**EXERCISE PROMPT:**
Each of the entries should be retyped precisely as it appears.
---- DATA LINES
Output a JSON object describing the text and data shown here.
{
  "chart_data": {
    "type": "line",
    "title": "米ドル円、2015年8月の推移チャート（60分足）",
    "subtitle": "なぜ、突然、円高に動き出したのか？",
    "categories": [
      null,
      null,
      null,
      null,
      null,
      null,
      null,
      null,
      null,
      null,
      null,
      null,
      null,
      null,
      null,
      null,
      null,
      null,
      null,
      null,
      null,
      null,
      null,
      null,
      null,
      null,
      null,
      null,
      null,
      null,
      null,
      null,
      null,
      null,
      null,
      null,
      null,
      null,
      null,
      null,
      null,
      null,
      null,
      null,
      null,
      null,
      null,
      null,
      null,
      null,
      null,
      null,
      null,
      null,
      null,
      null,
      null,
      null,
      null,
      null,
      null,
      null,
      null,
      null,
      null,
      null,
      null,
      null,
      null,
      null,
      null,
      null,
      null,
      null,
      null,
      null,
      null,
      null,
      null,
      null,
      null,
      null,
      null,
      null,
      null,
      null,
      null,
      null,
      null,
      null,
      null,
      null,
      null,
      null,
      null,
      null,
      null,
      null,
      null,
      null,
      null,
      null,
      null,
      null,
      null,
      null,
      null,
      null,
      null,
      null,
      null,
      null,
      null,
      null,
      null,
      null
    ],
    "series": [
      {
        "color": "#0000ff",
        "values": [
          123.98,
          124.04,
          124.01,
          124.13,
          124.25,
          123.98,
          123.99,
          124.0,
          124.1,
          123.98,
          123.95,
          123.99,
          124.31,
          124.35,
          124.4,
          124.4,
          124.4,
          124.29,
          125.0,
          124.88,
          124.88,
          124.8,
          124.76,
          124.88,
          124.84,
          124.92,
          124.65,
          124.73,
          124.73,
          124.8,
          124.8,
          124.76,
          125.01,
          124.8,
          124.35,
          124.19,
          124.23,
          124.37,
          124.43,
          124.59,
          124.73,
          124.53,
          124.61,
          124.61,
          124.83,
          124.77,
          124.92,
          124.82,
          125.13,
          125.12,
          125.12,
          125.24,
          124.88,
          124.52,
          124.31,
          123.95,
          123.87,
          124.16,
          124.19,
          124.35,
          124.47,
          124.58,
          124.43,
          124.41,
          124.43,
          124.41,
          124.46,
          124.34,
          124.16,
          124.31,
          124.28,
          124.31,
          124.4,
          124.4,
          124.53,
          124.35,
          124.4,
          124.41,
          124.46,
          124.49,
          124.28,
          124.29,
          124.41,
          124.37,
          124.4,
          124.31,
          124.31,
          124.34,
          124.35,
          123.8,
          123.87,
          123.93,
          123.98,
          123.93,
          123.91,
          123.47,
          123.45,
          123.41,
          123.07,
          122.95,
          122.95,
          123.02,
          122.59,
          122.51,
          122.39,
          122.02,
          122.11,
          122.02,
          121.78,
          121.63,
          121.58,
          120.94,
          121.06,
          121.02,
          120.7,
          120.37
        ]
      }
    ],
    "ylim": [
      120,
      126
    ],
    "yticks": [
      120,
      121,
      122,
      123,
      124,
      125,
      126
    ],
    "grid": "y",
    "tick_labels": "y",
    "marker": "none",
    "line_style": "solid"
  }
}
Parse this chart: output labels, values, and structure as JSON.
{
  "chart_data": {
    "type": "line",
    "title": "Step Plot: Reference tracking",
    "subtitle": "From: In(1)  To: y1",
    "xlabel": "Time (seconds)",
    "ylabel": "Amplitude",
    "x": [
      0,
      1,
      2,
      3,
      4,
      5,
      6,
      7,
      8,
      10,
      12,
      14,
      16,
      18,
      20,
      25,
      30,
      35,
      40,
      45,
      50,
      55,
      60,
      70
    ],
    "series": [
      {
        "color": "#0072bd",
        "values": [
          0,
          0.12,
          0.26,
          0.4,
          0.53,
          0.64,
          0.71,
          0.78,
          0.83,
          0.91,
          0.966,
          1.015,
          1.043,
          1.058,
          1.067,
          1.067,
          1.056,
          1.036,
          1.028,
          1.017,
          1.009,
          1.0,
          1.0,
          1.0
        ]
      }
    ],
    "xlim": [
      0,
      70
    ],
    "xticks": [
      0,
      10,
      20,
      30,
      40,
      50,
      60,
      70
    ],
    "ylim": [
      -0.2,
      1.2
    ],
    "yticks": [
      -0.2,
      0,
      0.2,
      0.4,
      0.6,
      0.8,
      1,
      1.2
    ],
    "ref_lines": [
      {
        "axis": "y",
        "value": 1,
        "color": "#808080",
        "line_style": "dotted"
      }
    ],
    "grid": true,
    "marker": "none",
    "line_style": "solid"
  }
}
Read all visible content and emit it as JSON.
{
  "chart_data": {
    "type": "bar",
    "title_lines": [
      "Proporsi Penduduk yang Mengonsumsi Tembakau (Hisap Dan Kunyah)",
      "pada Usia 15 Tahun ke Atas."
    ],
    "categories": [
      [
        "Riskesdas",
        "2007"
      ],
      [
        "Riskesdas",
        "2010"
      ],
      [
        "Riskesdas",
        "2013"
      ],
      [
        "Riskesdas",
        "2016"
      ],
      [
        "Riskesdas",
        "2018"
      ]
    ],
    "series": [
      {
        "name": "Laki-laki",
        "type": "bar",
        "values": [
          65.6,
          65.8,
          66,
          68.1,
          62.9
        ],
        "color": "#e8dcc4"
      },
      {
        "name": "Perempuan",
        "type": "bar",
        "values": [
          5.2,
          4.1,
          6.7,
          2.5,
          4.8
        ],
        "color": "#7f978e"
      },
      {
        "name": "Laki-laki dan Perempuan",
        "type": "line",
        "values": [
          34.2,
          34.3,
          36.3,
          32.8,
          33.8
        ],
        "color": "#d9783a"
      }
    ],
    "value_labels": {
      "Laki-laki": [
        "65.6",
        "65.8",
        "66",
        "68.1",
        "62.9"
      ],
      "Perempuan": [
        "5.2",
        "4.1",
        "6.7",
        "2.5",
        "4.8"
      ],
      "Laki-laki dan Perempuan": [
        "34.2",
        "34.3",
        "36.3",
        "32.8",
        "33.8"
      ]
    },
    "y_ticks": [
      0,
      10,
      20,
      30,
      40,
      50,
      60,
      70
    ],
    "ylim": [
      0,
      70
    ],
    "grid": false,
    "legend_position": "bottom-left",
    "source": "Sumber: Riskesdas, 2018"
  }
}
--------
**FULL ANSWER:**
Output a JSON object describing the text and data shown here.
{
  "chart_data": {
    "type": "line",
    "title": "米ドル円、2015年8月の推移チャート（60分足）",
    "subtitle": "なぜ、突然、円高に動き出したのか？",
    "categories": [
      null,
      null,
      null,
      null,
      null,
      null,
      null,
      null,
      null,
      null,
      null,
      null,
      null,
      null,
      null,
      null,
      null,
      null,
      null,
      null,
      null,
      null,
      null,
      null,
      null,
      null,
      null,
      null,
      null,
      null,
      null,
      null,
      null,
      null,
      null,
      null,
      null,
      null,
      null,
      null,
      null,
      null,
      null,
      null,
      null,
      null,
      null,
      null,
      null,
      null,
      null,
      null,
      null,
      null,
      null,
      null,
      null,
      null,
      null,
      null,
      null,
      null,
      null,
      null,
      null,
      null,
      null,
      null,
      null,
      null,
      null,
      null,
      null,
      null,
      null,
      null,
      null,
      null,
      null,
      null,
      null,
      null,
      null,
      null,
      null,
      null,
      null,
      null,
      null,
      null,
      null,
      null,
      null,
      null,
      null,
      null,
      null,
      null,
      null,
      null,
      null,
      null,
      null,
      null,
      null,
      null,
      null,
      null,
      null,
      null,
      null,
      null,
      null,
      null,
      null,
      null
    ],
    "series": [
      {
        "color": "#0000ff",
        "values": [
          123.98,
          124.04,
          124.01,
          124.13,
          124.25,
          123.98,
          123.99,
          124.0,
          124.1,
          123.98,
          123.95,
          123.99,
          124.31,
          124.35,
          124.4,
          124.4,
          124.4,
          124.29,
          125.0,
          124.88,
          124.88,
          124.8,
          124.76,
          124.88,
          124.84,
          124.92,
          124.65,
          124.73,
          124.73,
          124.8,
          124.8,
          124.76,
          125.01,
          124.8,
          124.35,
          124.19,
          124.23,
          124.37,
          124.43,
          124.59,
          124.73,
          124.53,
          124.61,
          124.61,
          124.83,
          124.77,
          124.92,
          124.82,
          125.13,
          125.12,
          125.12,
          125.24,
          124.88,
          124.52,
          124.31,
          123.95,
          123.87,
          124.16,
          124.19,
          124.35,
          124.47,
          124.58,
          124.43,
          124.41,
          124.43,
          124.41,
          124.46,
          124.34,
          124.16,
          124.31,
          124.28,
          124.31,
          124.4,
          124.4,
          124.53,
          124.35,
          124.4,
          124.41,
          124.46,
          124.49,
          124.28,
          124.29,
          124.41,
          124.37,
          124.4,
          124.31,
          124.31,
          124.34,
          124.35,
          123.8,
          123.87,
          123.93,
          123.98,
          123.93,
          123.91,
          123.47,
          123.45,
          123.41,
          123.07,
          122.95,
          122.95,
          123.02,
          122.59,
          122.51,
          122.39,
          122.02,
          122.11,
          122.02,
          121.78,
          121.63,
          121.58,
          120.94,
          121.06,
          121.02,
          120.7,
          120.37
        ]
      }
    ],
    "ylim": [
      120,
      126
    ],
    "yticks": [
      120,
      121,
      122,
      123,
      124,
      125,
      126
    ],
    "grid": "y",
    "tick_labels": "y",
    "marker": "none",
    "line_style": "solid"
  }
}
Parse this chart: output labels, values, and structure as JSON.
{
  "chart_data": {
    "type": "line",
    "title": "Step Plot: Reference tracking",
    "subtitle": "From: In(1)  To: y1",
    "xlabel": "Time (seconds)",
    "ylabel": "Amplitude",
    "x": [
      0,
      1,
      2,
      3,
      4,
      5,
      6,
      7,
      8,
      10,
      12,
      14,
      16,
      18,
      20,
      25,
      30,
      35,
      40,
      45,
      50,
      55,
      60,
      70
    ],
    "series": [
      {
        "color": "#0072bd",
        "values": [
          0,
          0.12,
          0.26,
          0.4,
          0.53,
          0.64,
          0.71,
          0.78,
          0.83,
          0.91,
          0.966,
          1.015,
          1.043,
          1.058,
          1.067,
          1.067,
          1.056,
          1.036,
          1.028,
          1.017,
          1.009,
          1.0,
          1.0,
          1.0
        ]
      }
    ],
    "xlim": [
      0,
      70
    ],
    "xticks": [
      0,
      10,
      20,
      30,
      40,
      50,
      60,
      70
    ],
    "ylim": [
      -0.2,
      1.2
    ],
    "yticks": [
      -0.2,
      0,
      0.2,
      0.4,
      0.6,
      0.8,
      1,
      1.2
    ],
    "ref_lines": [
      {
        "axis": "y",
        "value": 1,
        "color": "#808080",
        "line_style": "dotted"
      }
    ],
    "grid": true,
    "marker": "none",
    "line_style": "solid"
  }
}
Read all visible content and emit it as JSON.
{
  "chart_data": {
    "type": "bar",
    "title_lines": [
      "Proporsi Penduduk yang Mengonsumsi Tembakau (Hisap Dan Kunyah)",
      "pada Usia 15 Tahun ke Atas."
    ],
    "categories": [
      [
        "Riskesdas",
        "2007"
      ],
      [
        "Riskesdas",
        "2010"
      ],
      [
        "Riskesdas",
        "2013"
      ],
      [
        "Riskesdas",
        "2016"
      ],
      [
        "Riskesdas",
        "2018"
      ]
    ],
    "series": [
      {
        "name": "Laki-laki",
        "type": "bar",
        "values": [
          65.6,
          65.8,
          66,
          68.1,
          62.9
        ],
        "color": "#e8dcc4"
      },
      {
        "name": "Perempuan",
        "type": "bar",
        "values": [
          5.2,
          4.1,
          6.7,
          2.5,
          4.8
        ],
        "color": "#7f978e"
      },
      {
        "name": "Laki-laki dan Perempuan",
        "type": "line",
        "values": [
          34.2,
          34.3,
          36.3,
          32.8,
          33.8
        ],
        "color": "#d9783a"
      }
    ],
    "value_labels": {
      "Laki-laki": [
        "65.6",
        "65.8",
        "66",
        "68.1",
        "62.9"
      ],
      "Perempuan": [
        "5.2",
        "4.1",
        "6.7",
        "2.5",
        "4.8"
      ],
      "Laki-laki dan Perempuan": [
        "34.2",
        "34.3",
        "36.3",
        "32.8",
        "33.8"
      ]
    },
    "y_ticks": [
      0,
      10,
      20,
      30,
      40,
      50,
      60,
      70
    ],
    "ylim": [
      0,
      70
    ],
    "grid": false,
    "legend_position": "bottom-left",
    "source": "Sumber: Riskesdas, 2018"
  }
}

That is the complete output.